Dataset entries
____

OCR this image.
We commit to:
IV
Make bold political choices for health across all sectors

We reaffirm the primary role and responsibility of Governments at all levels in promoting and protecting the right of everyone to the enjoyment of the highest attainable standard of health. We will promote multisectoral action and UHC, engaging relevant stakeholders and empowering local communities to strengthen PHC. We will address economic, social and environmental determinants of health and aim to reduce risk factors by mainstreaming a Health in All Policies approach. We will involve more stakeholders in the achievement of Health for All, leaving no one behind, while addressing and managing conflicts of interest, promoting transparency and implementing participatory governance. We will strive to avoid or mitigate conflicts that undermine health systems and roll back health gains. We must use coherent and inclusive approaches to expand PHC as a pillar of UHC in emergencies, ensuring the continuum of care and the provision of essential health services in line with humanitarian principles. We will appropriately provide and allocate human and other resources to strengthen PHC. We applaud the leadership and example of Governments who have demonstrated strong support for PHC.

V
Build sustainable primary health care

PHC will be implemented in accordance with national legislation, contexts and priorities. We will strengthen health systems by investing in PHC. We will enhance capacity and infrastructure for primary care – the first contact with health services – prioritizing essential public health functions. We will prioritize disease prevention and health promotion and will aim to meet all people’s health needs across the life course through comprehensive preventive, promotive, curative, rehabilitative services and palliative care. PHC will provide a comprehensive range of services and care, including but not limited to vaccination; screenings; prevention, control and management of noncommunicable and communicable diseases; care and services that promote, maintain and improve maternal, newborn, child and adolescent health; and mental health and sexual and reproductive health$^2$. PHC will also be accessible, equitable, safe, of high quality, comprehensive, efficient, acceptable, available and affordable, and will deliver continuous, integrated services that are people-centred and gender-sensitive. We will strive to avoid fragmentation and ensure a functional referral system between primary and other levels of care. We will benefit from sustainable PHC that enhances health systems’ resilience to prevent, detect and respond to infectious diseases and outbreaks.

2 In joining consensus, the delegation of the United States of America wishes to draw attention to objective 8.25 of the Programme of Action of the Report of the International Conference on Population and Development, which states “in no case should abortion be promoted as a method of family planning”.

____

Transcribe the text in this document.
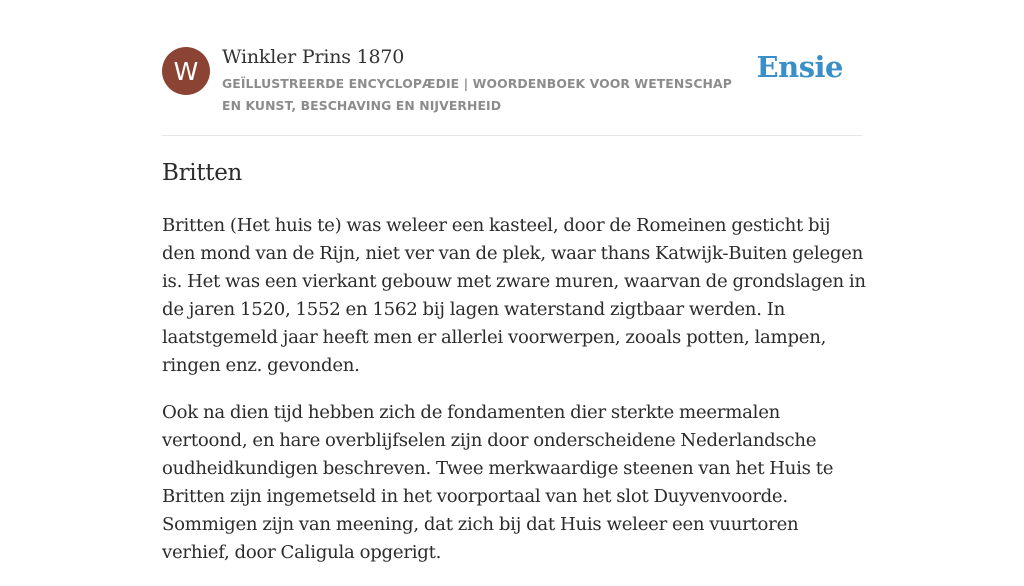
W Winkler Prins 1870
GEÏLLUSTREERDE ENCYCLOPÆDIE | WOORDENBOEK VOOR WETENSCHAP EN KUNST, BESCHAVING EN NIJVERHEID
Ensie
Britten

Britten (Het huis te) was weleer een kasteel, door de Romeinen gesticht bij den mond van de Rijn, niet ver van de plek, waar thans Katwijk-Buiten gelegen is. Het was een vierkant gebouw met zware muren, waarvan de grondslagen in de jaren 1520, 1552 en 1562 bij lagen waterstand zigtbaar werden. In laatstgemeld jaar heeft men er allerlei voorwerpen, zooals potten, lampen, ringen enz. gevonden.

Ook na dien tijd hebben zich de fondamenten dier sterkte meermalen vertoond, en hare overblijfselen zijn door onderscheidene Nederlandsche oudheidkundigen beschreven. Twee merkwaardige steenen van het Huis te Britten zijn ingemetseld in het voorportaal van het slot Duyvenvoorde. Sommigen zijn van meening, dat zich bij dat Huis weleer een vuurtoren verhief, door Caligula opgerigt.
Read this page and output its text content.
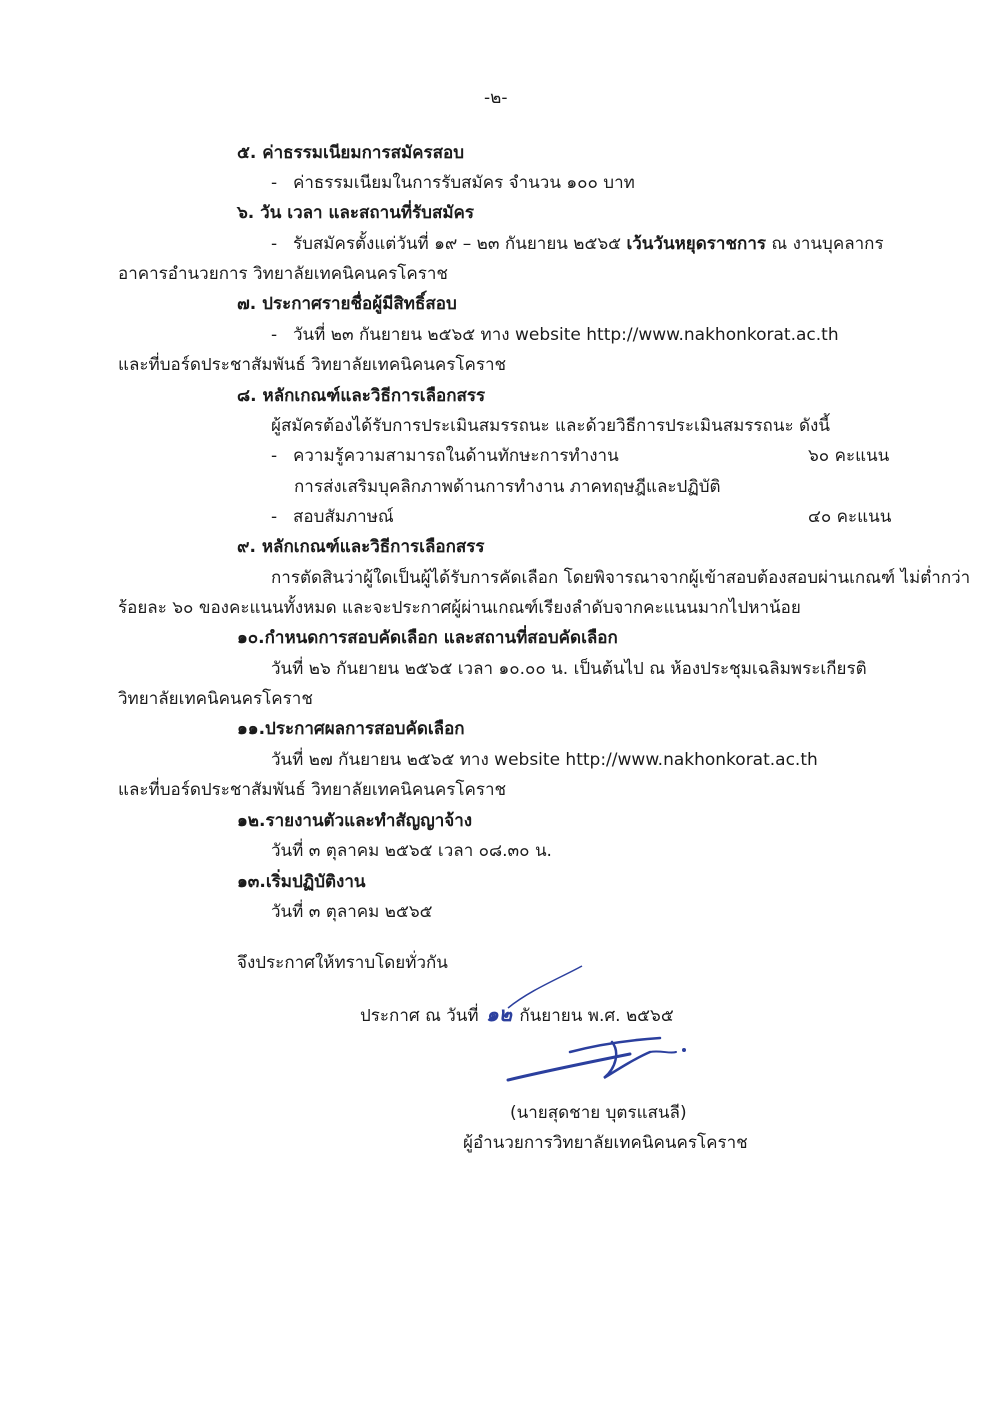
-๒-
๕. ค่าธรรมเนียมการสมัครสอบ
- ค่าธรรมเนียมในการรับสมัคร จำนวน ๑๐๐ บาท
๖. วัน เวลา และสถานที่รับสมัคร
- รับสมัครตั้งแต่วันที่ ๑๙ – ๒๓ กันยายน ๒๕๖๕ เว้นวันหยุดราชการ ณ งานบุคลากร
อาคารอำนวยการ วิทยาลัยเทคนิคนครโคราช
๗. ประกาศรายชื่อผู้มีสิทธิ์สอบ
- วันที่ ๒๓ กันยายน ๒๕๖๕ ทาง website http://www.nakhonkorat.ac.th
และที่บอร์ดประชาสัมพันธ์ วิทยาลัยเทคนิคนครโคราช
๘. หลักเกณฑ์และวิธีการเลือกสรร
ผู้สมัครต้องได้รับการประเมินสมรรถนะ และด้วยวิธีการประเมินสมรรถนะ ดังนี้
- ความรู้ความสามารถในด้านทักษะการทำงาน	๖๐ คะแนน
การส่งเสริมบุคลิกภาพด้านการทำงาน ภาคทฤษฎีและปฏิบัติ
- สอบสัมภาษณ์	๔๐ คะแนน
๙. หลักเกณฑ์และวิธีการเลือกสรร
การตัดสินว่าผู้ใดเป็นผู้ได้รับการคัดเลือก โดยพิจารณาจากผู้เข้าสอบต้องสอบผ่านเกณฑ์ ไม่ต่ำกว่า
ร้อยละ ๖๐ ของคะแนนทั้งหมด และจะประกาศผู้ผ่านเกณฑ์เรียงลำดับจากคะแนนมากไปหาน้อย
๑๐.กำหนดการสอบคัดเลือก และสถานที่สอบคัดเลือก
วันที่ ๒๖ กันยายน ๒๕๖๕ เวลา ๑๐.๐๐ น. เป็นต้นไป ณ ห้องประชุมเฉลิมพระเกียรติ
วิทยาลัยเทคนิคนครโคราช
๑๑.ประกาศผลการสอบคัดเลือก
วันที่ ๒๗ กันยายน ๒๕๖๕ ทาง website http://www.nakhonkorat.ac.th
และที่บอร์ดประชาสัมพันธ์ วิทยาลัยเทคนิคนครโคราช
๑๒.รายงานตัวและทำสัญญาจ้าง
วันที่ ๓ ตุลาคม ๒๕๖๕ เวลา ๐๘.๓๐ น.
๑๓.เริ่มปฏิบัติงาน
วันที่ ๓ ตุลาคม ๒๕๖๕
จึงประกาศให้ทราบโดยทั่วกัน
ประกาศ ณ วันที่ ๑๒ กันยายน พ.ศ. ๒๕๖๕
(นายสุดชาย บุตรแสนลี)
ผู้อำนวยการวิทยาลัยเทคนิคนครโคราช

____

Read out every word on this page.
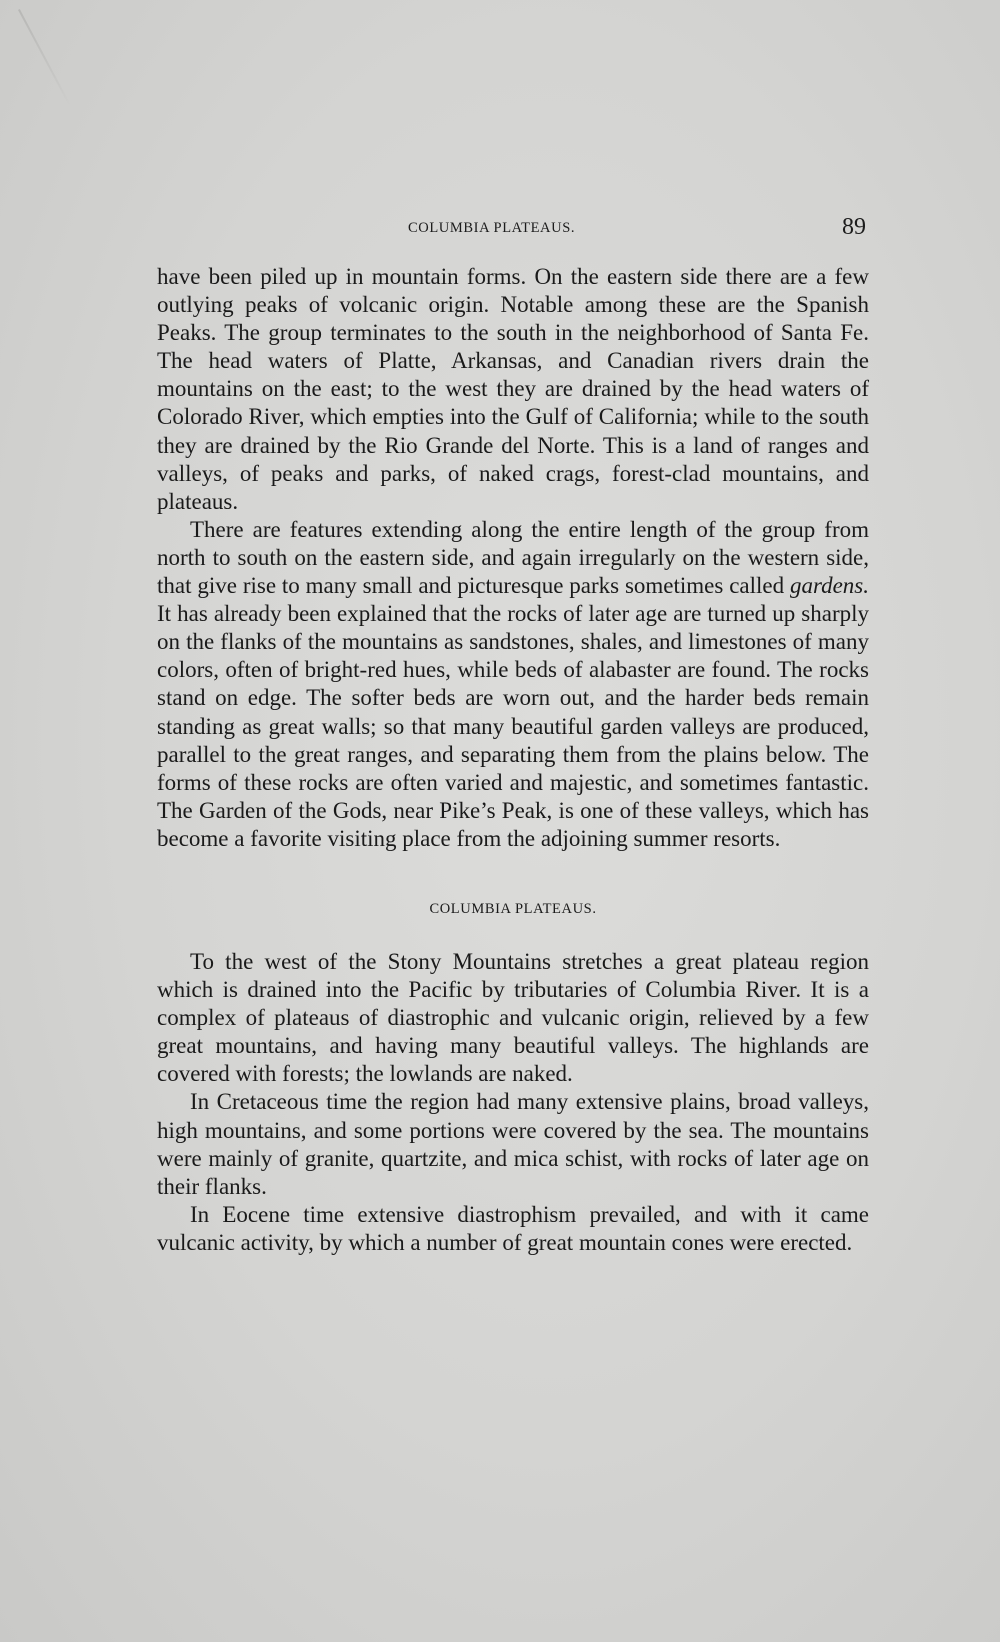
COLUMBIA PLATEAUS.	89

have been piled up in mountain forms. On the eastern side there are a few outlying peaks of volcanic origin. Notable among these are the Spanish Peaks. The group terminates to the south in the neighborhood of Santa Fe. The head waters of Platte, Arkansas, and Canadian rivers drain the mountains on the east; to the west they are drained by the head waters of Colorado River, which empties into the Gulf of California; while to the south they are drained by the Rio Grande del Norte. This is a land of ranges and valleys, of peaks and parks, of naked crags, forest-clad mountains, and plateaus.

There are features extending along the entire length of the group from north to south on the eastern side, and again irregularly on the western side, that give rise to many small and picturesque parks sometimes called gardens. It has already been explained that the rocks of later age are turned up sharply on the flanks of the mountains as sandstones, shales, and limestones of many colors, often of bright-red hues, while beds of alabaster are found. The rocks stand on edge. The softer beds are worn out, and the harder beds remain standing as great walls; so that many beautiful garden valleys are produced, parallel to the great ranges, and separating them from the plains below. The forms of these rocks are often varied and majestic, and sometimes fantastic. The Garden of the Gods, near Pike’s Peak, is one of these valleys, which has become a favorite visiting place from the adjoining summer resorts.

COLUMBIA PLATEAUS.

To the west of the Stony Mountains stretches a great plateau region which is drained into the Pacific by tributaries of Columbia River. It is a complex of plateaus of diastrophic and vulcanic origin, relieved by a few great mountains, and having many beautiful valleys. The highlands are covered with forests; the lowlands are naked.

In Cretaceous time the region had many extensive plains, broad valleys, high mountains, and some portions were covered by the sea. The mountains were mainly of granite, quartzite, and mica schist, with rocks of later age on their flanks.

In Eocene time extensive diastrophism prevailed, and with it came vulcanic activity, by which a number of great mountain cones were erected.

____

**REQUIREMENT:** Track down the lines that include the word "คนครโคราช" and copy them.

**FINAL RESULT:**
อาคารอำนวยการ วิทยาลัยเทคนิคนครโคราช
และที่บอร์ดประชาสัมพันธ์ วิทยาลัยเทคนิคนครโคราช
วิทยาลัยเทคนิคนครโคราช
และที่บอร์ดประชาสัมพันธ์ วิทยาลัยเทคนิคนครโคราช
ผู้อำนวยการวิทยาลัยเทคนิคนครโคราช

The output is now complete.